**Aim:** Locate every line in the material below that has the word "name". Copy each of those lines.

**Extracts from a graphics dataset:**
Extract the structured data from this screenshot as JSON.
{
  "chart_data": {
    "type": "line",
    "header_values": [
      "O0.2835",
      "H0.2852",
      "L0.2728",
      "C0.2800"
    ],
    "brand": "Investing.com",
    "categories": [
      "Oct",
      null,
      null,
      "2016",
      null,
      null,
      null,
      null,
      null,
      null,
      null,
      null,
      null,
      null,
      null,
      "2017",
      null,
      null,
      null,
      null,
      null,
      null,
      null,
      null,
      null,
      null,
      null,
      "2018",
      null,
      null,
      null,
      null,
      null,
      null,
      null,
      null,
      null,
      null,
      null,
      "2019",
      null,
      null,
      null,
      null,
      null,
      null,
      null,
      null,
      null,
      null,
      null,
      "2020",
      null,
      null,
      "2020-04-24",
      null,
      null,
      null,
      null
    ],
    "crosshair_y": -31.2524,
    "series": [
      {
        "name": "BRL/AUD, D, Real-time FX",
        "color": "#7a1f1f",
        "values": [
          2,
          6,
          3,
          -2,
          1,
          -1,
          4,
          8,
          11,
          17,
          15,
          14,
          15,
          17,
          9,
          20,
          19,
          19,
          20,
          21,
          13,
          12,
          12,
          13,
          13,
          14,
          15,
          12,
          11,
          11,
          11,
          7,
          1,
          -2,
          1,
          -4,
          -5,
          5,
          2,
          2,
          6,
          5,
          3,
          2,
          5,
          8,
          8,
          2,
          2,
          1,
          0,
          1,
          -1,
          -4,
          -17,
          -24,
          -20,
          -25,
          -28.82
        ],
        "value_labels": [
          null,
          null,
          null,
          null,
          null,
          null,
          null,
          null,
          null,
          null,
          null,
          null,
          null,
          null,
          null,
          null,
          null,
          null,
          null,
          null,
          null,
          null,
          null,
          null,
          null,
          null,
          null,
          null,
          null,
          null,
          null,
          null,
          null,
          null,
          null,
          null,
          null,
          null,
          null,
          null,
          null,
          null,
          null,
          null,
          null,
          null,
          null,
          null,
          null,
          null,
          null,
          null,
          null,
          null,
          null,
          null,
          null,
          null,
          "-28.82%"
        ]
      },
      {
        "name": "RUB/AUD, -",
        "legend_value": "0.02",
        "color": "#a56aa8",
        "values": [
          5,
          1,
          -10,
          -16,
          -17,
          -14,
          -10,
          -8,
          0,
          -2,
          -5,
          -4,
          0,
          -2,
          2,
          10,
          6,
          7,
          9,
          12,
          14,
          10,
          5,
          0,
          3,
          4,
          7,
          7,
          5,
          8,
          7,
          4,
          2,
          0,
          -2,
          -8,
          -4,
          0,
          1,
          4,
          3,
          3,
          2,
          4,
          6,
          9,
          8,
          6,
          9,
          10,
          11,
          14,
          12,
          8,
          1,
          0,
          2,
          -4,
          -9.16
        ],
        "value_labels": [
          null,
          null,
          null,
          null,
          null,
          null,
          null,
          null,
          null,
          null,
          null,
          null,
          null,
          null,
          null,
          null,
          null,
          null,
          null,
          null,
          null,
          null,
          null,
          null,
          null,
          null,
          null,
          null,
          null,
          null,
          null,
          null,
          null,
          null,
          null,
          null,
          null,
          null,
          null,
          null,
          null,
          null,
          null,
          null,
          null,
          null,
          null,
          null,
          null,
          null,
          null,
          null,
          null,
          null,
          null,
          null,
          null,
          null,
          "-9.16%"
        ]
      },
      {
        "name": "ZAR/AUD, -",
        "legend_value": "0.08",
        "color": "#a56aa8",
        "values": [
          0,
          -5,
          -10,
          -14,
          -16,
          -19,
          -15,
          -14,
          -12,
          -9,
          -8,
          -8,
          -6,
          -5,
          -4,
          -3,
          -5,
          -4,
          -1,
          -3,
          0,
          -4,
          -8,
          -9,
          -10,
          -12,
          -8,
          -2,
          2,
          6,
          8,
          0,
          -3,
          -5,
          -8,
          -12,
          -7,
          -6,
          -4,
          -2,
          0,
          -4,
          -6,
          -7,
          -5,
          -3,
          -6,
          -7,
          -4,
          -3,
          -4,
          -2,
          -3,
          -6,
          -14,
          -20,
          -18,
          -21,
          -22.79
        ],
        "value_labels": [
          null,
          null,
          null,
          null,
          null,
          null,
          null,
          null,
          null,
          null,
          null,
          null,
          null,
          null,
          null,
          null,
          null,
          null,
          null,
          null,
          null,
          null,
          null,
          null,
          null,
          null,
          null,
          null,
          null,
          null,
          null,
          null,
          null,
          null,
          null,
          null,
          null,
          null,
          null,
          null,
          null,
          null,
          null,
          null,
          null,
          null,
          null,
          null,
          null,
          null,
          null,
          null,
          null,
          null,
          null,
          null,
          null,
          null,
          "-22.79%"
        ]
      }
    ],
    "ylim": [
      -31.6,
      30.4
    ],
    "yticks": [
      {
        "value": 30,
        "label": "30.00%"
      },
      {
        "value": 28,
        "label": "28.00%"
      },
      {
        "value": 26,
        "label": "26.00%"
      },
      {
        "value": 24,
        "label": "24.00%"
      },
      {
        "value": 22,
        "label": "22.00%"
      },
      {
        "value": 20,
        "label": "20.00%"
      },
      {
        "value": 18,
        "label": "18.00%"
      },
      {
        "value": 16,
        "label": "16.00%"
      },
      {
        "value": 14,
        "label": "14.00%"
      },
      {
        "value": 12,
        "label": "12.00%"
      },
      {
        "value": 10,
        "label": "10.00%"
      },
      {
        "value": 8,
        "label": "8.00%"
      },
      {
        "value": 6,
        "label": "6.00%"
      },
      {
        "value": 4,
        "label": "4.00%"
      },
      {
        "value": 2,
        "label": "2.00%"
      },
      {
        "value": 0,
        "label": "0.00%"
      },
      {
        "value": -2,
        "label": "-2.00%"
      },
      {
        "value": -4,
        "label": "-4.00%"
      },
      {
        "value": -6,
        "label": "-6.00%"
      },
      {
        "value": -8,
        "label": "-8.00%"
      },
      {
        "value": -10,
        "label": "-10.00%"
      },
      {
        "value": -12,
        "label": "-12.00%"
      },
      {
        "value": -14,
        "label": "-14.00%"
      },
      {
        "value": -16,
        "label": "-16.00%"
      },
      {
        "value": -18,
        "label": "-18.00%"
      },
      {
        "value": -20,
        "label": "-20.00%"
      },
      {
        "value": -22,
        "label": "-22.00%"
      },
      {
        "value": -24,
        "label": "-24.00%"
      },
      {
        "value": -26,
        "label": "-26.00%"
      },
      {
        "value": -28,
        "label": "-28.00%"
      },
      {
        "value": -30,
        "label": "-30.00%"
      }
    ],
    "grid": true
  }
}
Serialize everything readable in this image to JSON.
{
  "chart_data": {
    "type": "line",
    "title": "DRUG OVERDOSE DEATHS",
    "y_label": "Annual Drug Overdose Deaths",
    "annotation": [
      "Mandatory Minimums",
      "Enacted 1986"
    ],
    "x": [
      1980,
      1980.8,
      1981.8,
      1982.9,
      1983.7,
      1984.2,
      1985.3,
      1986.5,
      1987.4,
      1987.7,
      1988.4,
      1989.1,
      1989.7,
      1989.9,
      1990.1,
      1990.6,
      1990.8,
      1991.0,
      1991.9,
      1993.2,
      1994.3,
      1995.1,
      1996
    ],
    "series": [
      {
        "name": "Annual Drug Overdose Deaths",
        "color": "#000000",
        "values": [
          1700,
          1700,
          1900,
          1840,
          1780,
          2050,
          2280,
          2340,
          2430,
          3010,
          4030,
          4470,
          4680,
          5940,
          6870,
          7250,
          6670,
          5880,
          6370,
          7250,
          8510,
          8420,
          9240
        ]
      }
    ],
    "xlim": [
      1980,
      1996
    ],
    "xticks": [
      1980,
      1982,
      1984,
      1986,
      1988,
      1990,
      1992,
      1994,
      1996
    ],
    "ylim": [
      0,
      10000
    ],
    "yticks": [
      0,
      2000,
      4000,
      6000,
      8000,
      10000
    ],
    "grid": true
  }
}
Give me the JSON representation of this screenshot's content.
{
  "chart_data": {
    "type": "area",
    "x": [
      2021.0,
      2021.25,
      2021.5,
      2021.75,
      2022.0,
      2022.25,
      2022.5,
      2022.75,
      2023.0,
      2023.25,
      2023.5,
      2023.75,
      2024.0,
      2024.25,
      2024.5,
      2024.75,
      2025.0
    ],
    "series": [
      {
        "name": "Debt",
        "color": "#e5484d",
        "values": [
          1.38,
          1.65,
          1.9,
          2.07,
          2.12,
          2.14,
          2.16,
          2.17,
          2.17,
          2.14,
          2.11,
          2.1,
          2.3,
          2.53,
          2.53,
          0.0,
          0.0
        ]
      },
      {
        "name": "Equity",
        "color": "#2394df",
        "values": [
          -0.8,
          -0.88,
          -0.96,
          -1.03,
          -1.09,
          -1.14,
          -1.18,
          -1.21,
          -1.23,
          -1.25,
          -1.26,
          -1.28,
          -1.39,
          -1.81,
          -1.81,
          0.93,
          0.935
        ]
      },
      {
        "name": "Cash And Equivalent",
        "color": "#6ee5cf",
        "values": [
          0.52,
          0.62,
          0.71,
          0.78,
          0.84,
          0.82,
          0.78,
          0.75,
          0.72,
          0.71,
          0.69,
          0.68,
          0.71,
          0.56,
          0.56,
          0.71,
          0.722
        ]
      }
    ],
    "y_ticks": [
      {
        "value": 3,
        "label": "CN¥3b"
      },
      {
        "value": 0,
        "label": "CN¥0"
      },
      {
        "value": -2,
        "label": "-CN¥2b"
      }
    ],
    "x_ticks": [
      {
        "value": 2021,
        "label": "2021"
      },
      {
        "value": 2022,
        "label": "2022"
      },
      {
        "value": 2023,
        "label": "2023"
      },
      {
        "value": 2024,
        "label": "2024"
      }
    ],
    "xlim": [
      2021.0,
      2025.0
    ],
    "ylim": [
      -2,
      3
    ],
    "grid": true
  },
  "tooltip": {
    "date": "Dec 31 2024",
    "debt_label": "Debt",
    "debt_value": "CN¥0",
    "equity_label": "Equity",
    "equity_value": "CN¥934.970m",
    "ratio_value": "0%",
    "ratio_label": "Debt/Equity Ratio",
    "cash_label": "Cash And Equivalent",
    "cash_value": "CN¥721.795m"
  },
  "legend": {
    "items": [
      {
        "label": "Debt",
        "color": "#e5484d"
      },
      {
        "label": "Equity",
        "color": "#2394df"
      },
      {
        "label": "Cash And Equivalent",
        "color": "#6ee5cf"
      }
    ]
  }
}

**Exercise output:**
        "name": "BRL/AUD, D, Real-time FX",
        "name": "RUB/AUD, -",
        "name": "ZAR/AUD, -",
        "name": "Annual Drug Overdose Deaths",
        "name": "Debt",
        "name": "Equity",
        "name": "Cash And Equivalent",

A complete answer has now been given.